— START INPUT ROWS —
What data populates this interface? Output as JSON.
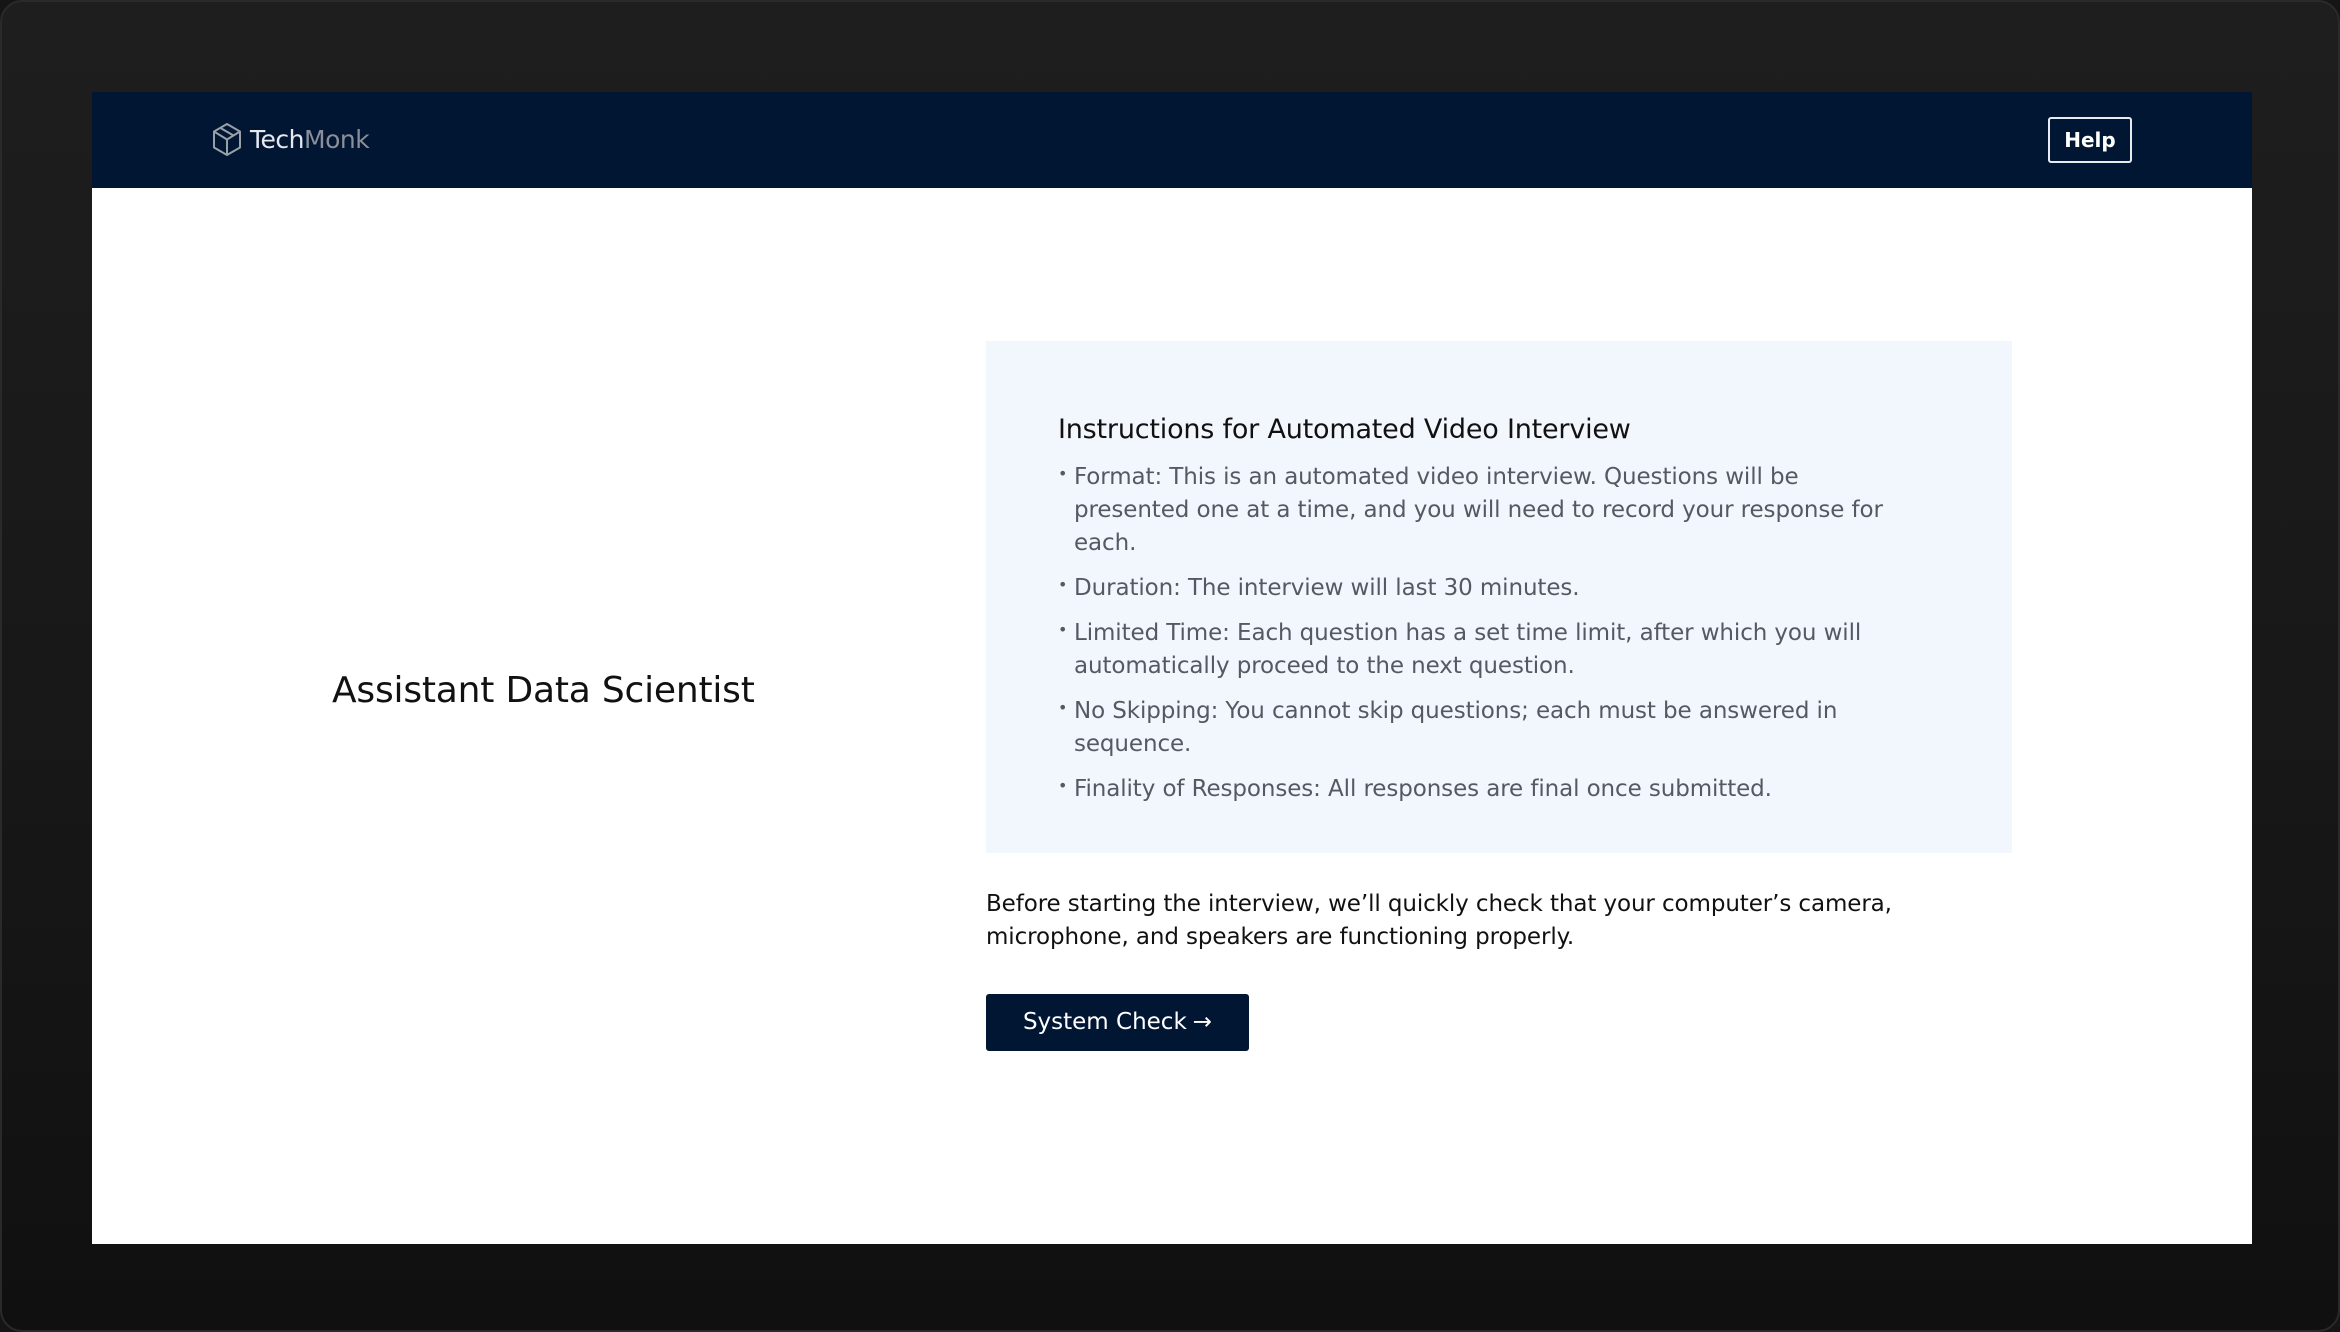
{
  "header": {
    "brand": {
      "first": "Tech",
      "second": "Monk",
      "icon": "cube-logo-icon"
    },
    "help_label": "Help"
  },
  "job": {
    "title": "Assistant Data Scientist"
  },
  "instructions": {
    "heading": "Instructions for Automated Video Interview",
    "items": [
      {
        "text": "Format: This is an automated video interview. Questions will be presented one at a time, and you will need to record your response for each."
      },
      {
        "text": "Duration: The interview will last 30 minutes."
      },
      {
        "text": "Limited Time:  Each question has a set time limit, after which you will automatically proceed to the next question."
      },
      {
        "text": "No Skipping: You cannot skip questions; each must be answered in sequence."
      },
      {
        "text": "Finality of Responses: All responses are final once submitted."
      }
    ]
  },
  "system_check": {
    "note": "Before starting the interview, we’ll quickly check that your computer’s camera, microphone, and speakers are functioning properly.",
    "button_label": "System Check",
    "button_arrow": "→"
  },
  "colors": {
    "navbar": "#001633",
    "panel": "#f2f6fd",
    "button": "#001633",
    "body_text": "#111111",
    "muted_text": "#555a62"
  }
}
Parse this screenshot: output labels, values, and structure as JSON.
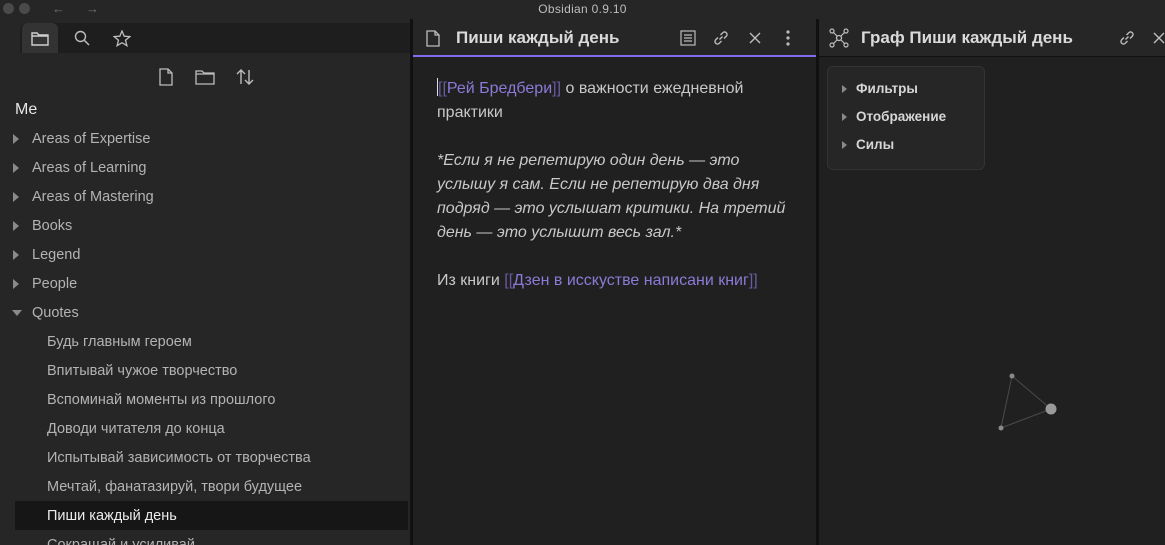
{
  "window": {
    "title": "Obsidian 0.9.10",
    "back_glyph": "←",
    "forward_glyph": "→"
  },
  "sidebar": {
    "tabs": [
      "folder-icon",
      "search-icon",
      "star-icon"
    ],
    "actions": [
      "new-note-icon",
      "new-folder-icon",
      "sort-icon"
    ],
    "vault_name": "Me",
    "tree": [
      {
        "label": "Areas of Expertise",
        "expanded": false
      },
      {
        "label": "Areas of Learning",
        "expanded": false
      },
      {
        "label": "Areas of Mastering",
        "expanded": false
      },
      {
        "label": "Books",
        "expanded": false
      },
      {
        "label": "Legend",
        "expanded": false
      },
      {
        "label": "People",
        "expanded": false
      },
      {
        "label": "Quotes",
        "expanded": true
      }
    ],
    "quotes_children": [
      "Будь главным героем",
      "Впитывай чужое творчество",
      "Вспоминай моменты из прошлого",
      "Доводи читателя до конца",
      "Испытывай зависимость от творчества",
      "Мечтай, фанатазируй, твори будущее",
      "Пиши каждый день",
      "Сокращай и усиливай"
    ],
    "selected_item": "Пиши каждый день"
  },
  "editor": {
    "title": "Пиши каждый день",
    "open_bracket": "[[",
    "close_bracket": "]]",
    "link_author": "Рей Бредбери",
    "line1_rest": " о важности ежедневной практики",
    "quote": "*Если я не репетирую один день — это услышу я сам. Если не репетирую два дня подряд — это услышат критики. На третий день — это услышит весь зал.*",
    "from_book_prefix": "Из книги ",
    "link_book": "Дзен в исскустве написани книг"
  },
  "graph": {
    "title": "Граф Пиши каждый день",
    "filters": [
      "Фильтры",
      "Отображение",
      "Силы"
    ]
  },
  "colors": {
    "accent": "#7f6df2",
    "link": "#8c7ad6",
    "background": "#202020",
    "sidebar": "#262626"
  }
}
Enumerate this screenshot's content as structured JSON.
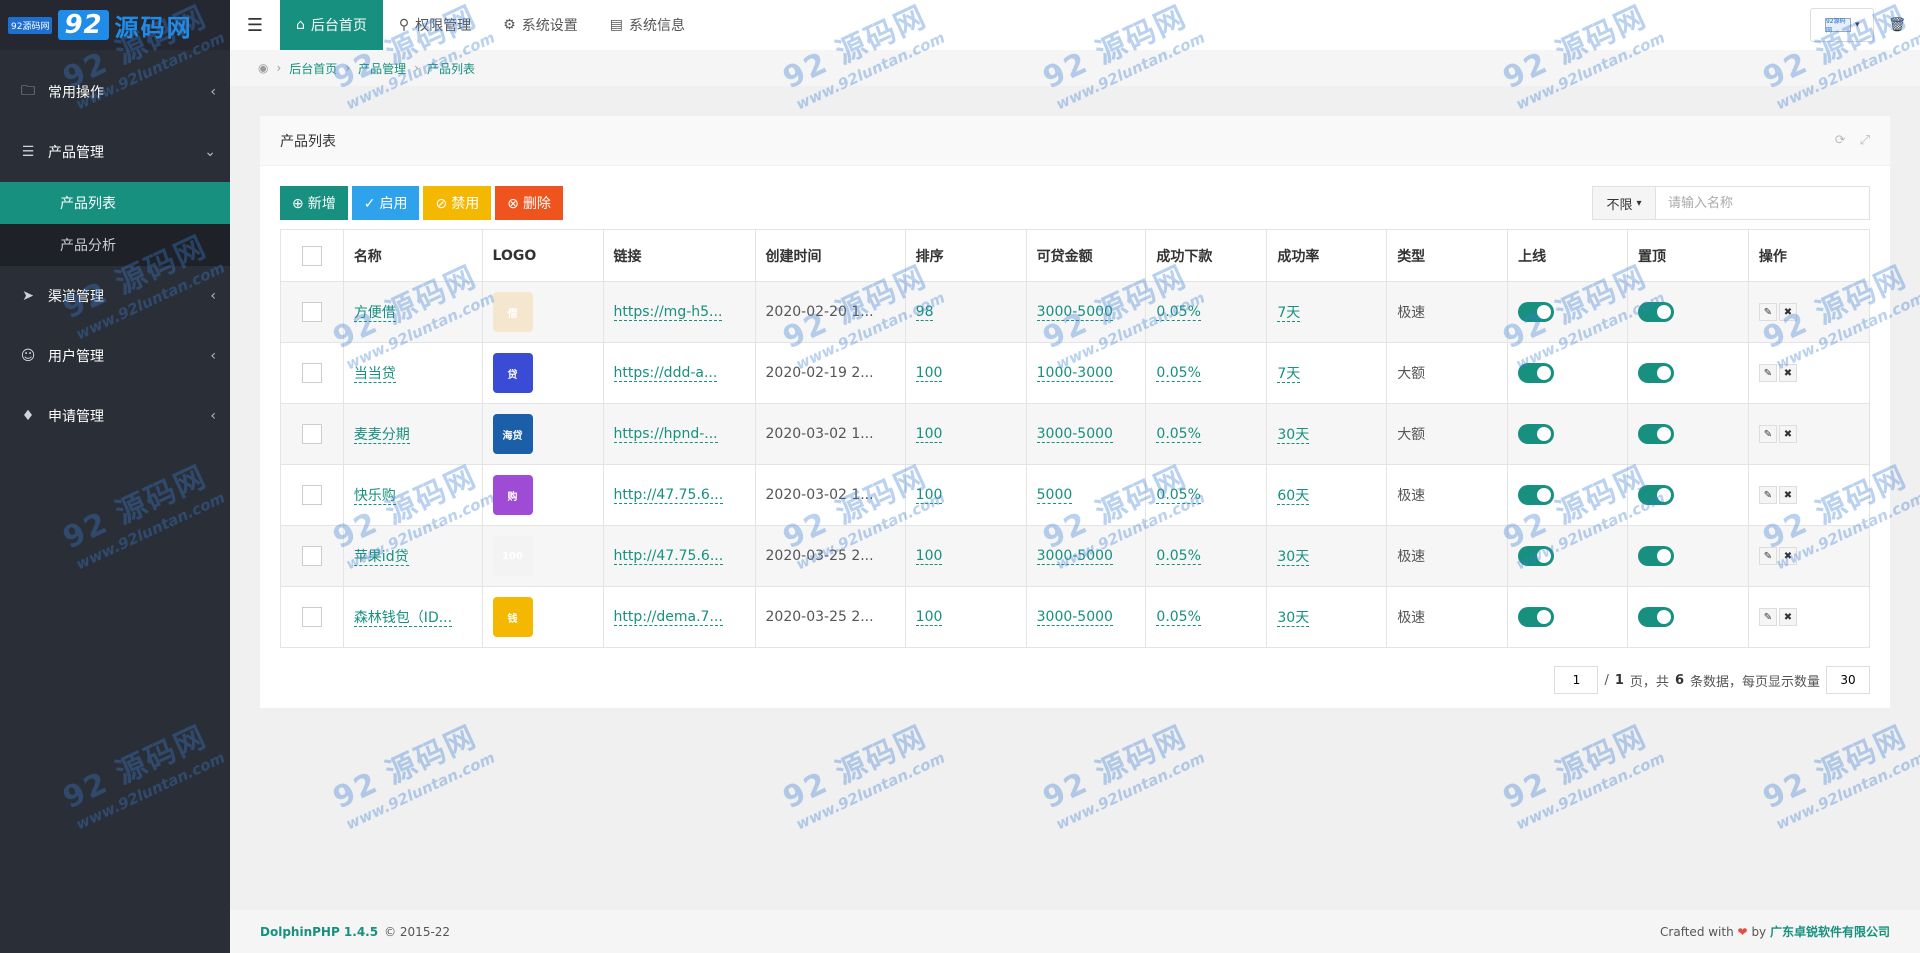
— END INPUT ROWS —
GOAL - Indicate how many lines of the material include the word "icon"; the number alone is required.

OUTPUT OF THE EXERCISE - 7